Written instruction:
Every line with the string "text" should be gathered.

Input rows start

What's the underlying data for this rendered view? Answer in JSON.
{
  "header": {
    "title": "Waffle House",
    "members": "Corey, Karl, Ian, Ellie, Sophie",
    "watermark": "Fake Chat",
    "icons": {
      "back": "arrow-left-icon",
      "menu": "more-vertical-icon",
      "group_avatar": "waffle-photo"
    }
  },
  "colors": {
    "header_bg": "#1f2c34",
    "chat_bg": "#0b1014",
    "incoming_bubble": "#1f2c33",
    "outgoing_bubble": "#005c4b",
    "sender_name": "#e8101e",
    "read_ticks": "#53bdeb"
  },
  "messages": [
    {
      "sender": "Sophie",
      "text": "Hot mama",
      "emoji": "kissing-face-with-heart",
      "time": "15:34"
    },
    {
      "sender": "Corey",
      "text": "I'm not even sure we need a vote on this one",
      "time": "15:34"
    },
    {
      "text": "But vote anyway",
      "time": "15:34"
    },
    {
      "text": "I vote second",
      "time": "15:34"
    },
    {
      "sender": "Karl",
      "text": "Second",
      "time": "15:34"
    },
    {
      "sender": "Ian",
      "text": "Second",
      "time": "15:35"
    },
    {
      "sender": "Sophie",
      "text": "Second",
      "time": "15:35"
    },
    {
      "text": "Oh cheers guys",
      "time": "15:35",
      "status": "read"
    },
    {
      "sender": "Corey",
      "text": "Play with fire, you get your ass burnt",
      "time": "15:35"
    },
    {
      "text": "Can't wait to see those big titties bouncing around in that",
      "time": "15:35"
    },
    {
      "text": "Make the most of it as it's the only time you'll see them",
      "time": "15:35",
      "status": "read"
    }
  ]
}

Input rows end

Exercise result:
      "text": "Hot mama",
      "text": "I'm not even sure we need a vote on this one",
      "text": "But vote anyway",
      "text": "I vote second",
      "text": "Second",
      "text": "Second",
      "text": "Second",
      "text": "Oh cheers guys",
      "text": "Play with fire, you get your ass burnt",
      "text": "Can't wait to see those big titties bouncing around in that",
      "text": "Make the most of it as it's the only time you'll see them",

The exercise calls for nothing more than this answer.